■ **TASK INSTRUCTIONS**:
Render the data below from the line containing "grid-lines [205, 120, 1536, 445]" through the line containing "bar-data-label: 4.46 [386, 356, 429, 381]", both included, as a Markdown table with the columns No. and Entry. Number each row, skip blank lines, and include no other lines.

Start of INFORMATION PROVIDED

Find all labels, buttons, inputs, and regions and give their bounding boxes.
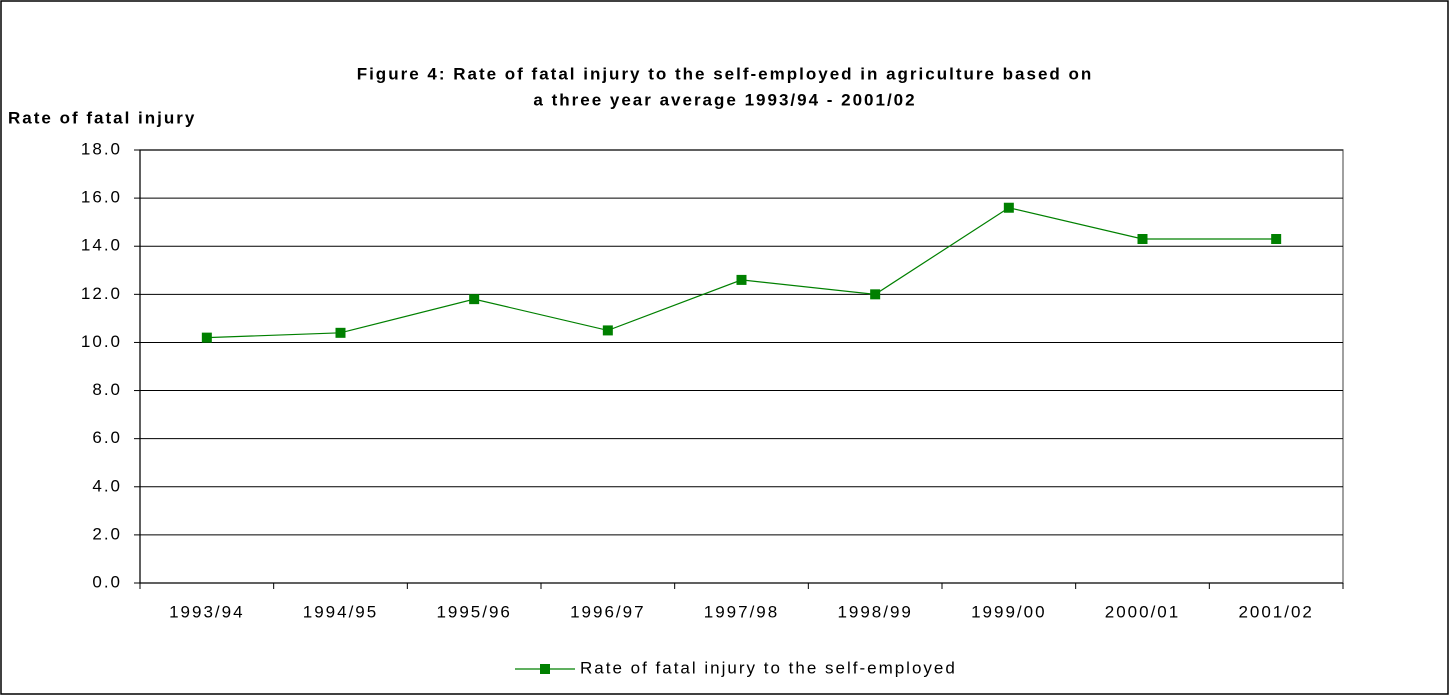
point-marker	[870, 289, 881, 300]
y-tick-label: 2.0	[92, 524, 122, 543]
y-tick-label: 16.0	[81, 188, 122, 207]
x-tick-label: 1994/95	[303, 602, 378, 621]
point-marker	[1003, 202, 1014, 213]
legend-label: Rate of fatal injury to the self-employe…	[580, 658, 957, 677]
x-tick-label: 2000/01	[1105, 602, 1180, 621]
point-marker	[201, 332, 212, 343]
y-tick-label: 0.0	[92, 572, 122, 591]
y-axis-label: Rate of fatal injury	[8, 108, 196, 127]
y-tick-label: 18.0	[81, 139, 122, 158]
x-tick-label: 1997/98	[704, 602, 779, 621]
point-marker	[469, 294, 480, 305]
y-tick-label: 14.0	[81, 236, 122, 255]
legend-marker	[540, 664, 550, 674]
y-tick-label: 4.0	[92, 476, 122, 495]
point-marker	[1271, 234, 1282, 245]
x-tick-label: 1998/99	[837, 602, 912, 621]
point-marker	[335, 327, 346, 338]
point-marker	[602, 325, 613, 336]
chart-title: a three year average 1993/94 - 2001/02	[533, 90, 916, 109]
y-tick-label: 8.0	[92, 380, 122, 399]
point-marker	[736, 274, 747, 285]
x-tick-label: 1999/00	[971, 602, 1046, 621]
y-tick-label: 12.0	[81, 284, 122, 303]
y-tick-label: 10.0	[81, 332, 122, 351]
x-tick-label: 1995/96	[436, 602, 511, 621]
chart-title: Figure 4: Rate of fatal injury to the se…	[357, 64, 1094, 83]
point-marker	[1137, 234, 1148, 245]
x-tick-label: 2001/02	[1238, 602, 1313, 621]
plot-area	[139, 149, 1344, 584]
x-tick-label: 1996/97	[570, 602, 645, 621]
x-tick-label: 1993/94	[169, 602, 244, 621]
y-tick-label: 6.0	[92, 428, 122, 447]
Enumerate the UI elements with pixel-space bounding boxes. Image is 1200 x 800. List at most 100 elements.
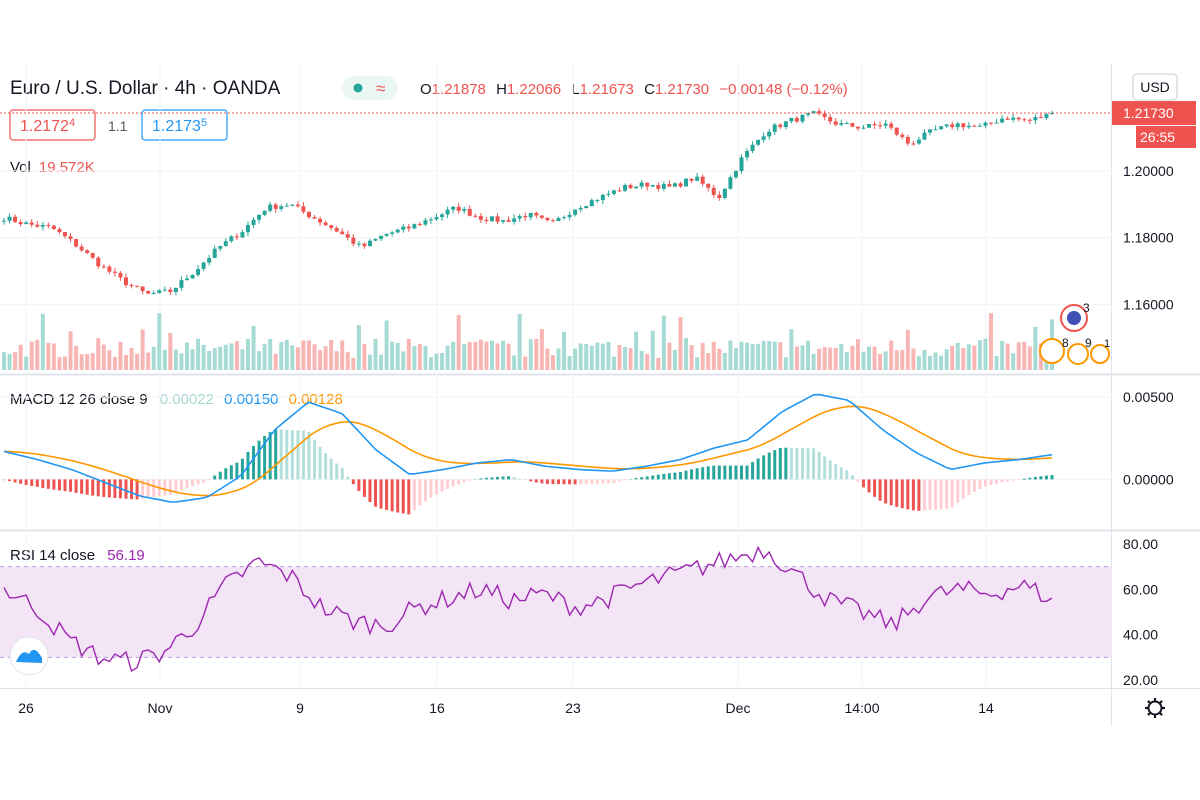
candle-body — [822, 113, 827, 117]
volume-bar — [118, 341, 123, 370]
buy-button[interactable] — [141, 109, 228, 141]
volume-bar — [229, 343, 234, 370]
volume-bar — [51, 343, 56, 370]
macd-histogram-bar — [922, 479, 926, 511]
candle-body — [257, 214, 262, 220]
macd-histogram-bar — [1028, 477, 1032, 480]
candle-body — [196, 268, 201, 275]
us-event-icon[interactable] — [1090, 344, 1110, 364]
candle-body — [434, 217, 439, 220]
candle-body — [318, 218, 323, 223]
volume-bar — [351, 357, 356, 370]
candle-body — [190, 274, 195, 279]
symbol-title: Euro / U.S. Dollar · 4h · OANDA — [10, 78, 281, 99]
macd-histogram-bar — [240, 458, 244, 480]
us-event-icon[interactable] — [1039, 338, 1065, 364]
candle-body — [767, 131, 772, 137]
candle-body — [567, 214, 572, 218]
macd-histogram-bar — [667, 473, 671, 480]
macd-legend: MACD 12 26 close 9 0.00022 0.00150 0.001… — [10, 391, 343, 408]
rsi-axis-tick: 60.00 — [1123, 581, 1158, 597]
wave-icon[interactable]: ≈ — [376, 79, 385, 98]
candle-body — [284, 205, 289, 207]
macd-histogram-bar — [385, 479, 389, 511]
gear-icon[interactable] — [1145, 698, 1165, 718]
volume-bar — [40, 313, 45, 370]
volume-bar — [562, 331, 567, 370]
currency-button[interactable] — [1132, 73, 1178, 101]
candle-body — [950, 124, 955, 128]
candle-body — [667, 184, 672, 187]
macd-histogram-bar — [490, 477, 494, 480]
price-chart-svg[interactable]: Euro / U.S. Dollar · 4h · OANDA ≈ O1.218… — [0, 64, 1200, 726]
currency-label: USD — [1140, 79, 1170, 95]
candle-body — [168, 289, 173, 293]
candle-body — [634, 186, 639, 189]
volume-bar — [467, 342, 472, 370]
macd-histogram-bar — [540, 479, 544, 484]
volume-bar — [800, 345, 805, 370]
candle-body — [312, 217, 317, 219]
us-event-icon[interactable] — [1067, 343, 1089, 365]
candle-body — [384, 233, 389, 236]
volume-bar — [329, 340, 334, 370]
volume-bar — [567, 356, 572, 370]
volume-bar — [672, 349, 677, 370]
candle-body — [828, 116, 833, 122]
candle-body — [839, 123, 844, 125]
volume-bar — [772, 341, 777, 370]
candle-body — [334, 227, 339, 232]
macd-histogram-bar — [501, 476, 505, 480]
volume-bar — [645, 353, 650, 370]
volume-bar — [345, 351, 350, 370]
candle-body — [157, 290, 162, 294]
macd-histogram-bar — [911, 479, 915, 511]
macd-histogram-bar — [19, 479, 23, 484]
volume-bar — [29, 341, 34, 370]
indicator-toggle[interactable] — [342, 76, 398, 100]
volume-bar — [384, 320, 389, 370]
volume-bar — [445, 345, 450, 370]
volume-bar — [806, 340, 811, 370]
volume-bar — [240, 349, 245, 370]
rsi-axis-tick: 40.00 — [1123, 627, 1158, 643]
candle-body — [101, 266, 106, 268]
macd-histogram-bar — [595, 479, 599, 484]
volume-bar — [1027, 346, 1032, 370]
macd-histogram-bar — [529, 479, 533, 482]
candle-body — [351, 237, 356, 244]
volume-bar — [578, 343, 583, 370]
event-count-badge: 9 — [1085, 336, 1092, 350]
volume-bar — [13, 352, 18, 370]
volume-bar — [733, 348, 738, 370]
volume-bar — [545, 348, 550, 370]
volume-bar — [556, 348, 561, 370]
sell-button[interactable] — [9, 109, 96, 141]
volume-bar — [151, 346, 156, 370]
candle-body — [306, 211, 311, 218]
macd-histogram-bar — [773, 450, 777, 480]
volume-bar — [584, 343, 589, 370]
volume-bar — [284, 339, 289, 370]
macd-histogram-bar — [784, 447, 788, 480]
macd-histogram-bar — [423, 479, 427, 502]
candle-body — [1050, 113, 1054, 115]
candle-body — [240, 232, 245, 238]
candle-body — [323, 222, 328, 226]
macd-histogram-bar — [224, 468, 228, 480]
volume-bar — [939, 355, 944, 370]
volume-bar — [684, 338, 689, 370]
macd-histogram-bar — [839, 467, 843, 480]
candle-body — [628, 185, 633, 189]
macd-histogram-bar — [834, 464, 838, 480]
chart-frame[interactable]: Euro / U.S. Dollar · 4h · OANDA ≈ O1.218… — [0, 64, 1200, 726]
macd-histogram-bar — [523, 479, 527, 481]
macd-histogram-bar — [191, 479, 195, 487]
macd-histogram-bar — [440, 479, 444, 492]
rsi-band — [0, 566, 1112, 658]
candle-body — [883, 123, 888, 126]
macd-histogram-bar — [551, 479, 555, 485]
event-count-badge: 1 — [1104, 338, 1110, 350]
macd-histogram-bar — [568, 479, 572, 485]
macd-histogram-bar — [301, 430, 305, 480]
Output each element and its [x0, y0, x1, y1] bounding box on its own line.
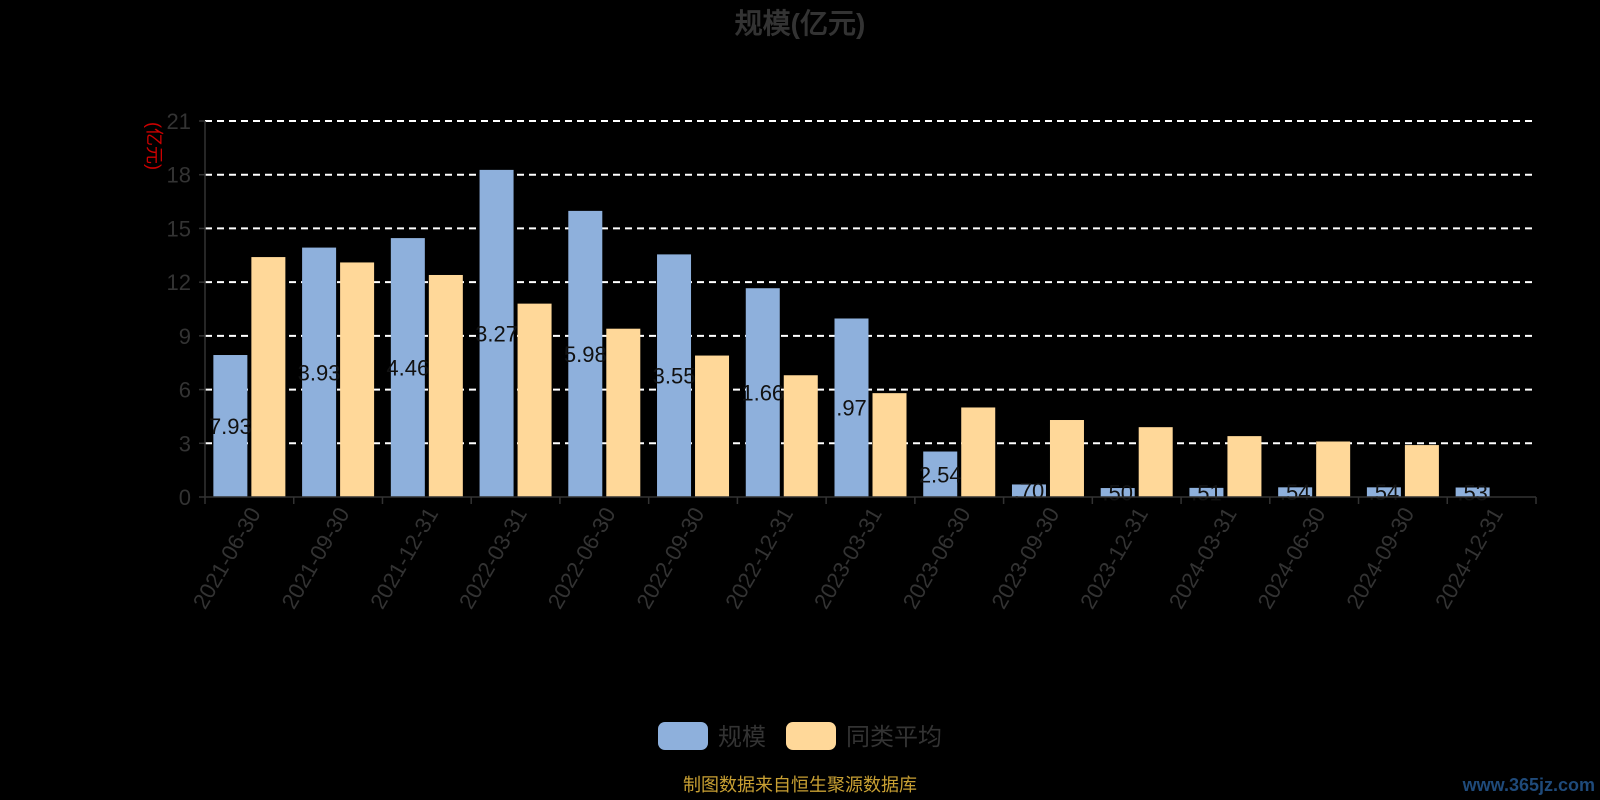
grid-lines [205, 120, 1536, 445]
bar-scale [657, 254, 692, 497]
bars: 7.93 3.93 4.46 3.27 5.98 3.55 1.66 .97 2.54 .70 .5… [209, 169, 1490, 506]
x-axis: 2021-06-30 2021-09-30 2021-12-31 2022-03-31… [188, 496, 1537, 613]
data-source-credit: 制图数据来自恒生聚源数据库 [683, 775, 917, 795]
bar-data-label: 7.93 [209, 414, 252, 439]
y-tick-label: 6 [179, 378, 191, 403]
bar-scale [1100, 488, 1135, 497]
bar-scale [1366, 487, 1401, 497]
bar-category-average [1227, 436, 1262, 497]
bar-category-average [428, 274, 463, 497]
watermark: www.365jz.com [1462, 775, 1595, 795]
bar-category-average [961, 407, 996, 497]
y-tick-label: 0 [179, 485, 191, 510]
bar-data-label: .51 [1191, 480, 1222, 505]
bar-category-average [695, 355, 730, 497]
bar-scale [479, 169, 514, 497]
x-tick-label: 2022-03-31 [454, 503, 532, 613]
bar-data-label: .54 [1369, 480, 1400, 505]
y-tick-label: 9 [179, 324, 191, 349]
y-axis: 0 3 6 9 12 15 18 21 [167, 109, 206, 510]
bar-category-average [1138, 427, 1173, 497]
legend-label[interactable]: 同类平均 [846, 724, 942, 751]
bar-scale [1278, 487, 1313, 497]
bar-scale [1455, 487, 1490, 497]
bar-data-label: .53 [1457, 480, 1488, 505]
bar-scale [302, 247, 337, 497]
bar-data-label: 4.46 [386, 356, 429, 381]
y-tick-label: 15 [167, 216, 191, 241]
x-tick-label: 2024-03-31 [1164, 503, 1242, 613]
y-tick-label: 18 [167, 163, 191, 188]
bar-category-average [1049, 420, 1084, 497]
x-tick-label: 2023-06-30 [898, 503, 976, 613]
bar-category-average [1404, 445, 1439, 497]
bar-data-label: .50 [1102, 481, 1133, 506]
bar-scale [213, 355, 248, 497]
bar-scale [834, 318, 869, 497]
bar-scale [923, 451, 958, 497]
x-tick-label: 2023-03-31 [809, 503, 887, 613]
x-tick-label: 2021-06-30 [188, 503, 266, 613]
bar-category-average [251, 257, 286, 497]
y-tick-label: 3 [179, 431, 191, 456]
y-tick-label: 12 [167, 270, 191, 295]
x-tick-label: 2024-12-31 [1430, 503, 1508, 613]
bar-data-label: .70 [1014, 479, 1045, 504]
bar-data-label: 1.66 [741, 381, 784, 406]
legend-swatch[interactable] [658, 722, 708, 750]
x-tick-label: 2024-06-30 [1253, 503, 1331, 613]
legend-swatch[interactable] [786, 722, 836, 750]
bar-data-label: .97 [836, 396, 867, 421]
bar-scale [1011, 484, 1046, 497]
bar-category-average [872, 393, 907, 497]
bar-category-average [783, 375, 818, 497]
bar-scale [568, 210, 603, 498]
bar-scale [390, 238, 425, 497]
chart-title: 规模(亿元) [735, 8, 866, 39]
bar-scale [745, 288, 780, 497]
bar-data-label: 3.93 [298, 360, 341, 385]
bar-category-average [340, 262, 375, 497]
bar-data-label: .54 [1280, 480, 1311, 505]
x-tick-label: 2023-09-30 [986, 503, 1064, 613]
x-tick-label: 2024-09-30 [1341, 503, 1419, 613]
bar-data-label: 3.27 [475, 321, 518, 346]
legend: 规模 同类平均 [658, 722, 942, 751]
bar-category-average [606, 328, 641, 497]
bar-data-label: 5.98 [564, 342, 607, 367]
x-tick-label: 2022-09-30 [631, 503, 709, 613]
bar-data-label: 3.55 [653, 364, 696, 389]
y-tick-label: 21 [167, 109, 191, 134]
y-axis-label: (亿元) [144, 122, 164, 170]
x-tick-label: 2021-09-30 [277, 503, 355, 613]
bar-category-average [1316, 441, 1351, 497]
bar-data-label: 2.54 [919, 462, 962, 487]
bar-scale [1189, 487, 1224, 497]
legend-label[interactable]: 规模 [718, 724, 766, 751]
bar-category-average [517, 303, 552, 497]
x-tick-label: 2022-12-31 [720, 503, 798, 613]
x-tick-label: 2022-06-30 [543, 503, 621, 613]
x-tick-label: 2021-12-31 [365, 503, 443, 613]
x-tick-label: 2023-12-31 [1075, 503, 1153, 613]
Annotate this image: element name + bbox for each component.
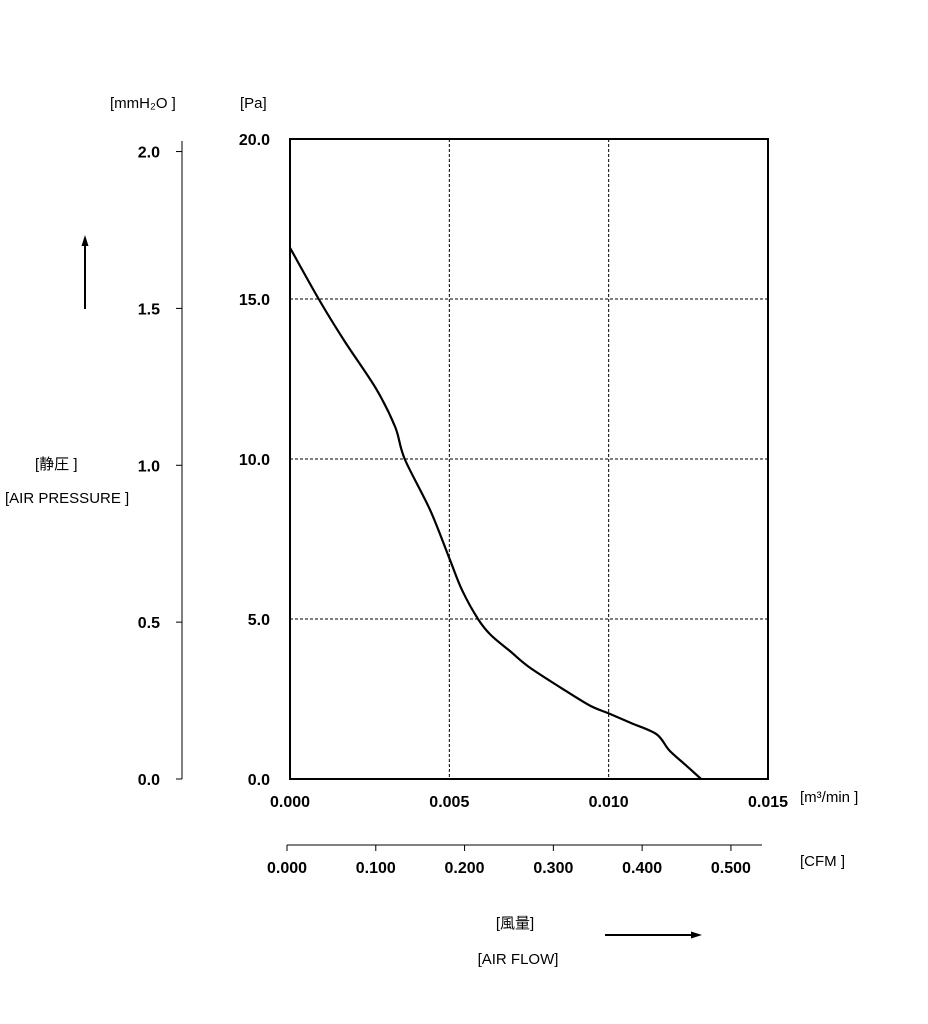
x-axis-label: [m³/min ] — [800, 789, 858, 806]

End of INFORMATION PROVIDED

■ **CORRECT RESULT**:
| No. | Entry |
|---|---|
| 1 | grid-lines [205, 120, 1536, 445] |
| 2 | bar-scale [657, 254, 692, 497] |
| 3 | bars: 7.93 3.93 4.46 3.27 5.98 3.55 1.66 .97 2.54 .70 .5… [209, 169, 1490, 506] |
| 4 | x-axis: 2021-06-30 2021-09-30 2021-12-31 2022-03-31… [188, 496, 1537, 613] |
| 5 | data-source-credit: 制图数据来自恒生聚源数据库 [683, 775, 917, 795] |
| 6 | bar-data-label: 7.93 [209, 414, 252, 439] |
| 7 | y-tick-label: 6 [179, 378, 191, 403] |
| 8 | bar-scale [1100, 488, 1135, 497] |
| 9 | bar-scale [1366, 487, 1401, 497] |
| 10 | bar-category-average [1227, 436, 1262, 497] |
| 11 | bar-category-average [428, 274, 463, 497] |
| 12 | watermark: www.365jz.com [1462, 775, 1595, 795] |
| 13 | bar-category-average [961, 407, 996, 497] |
| 14 | y-tick-label: 0 [179, 485, 191, 510] |
| 15 | bar-data-label: .51 [1191, 480, 1222, 505] |
| 16 | bar-category-average [695, 355, 730, 497] |
| 17 | bar-scale [479, 169, 514, 497] |
| 18 | x-tick-label: 2022-03-31 [454, 503, 532, 613] |
| 19 | bar-data-label: .54 [1369, 480, 1400, 505] |
| 20 | y-tick-label: 9 [179, 324, 191, 349] |
| 21 | y-axis: 0 3 6 9 12 15 18 21 [167, 109, 206, 510] |
| 22 | bar-category-average [1138, 427, 1173, 497] |
| 23 | legend-label[interactable]: 同类平均 [846, 724, 942, 751] |
| 24 | bar-scale [1278, 487, 1313, 497] |
| 25 | bar-scale [1455, 487, 1490, 497] |
| 26 | bar-data-label: .53 [1457, 480, 1488, 505] |
| 27 | bar-scale [302, 247, 337, 497] |
| 28 | bar-data-label: 4.46 [386, 356, 429, 381] |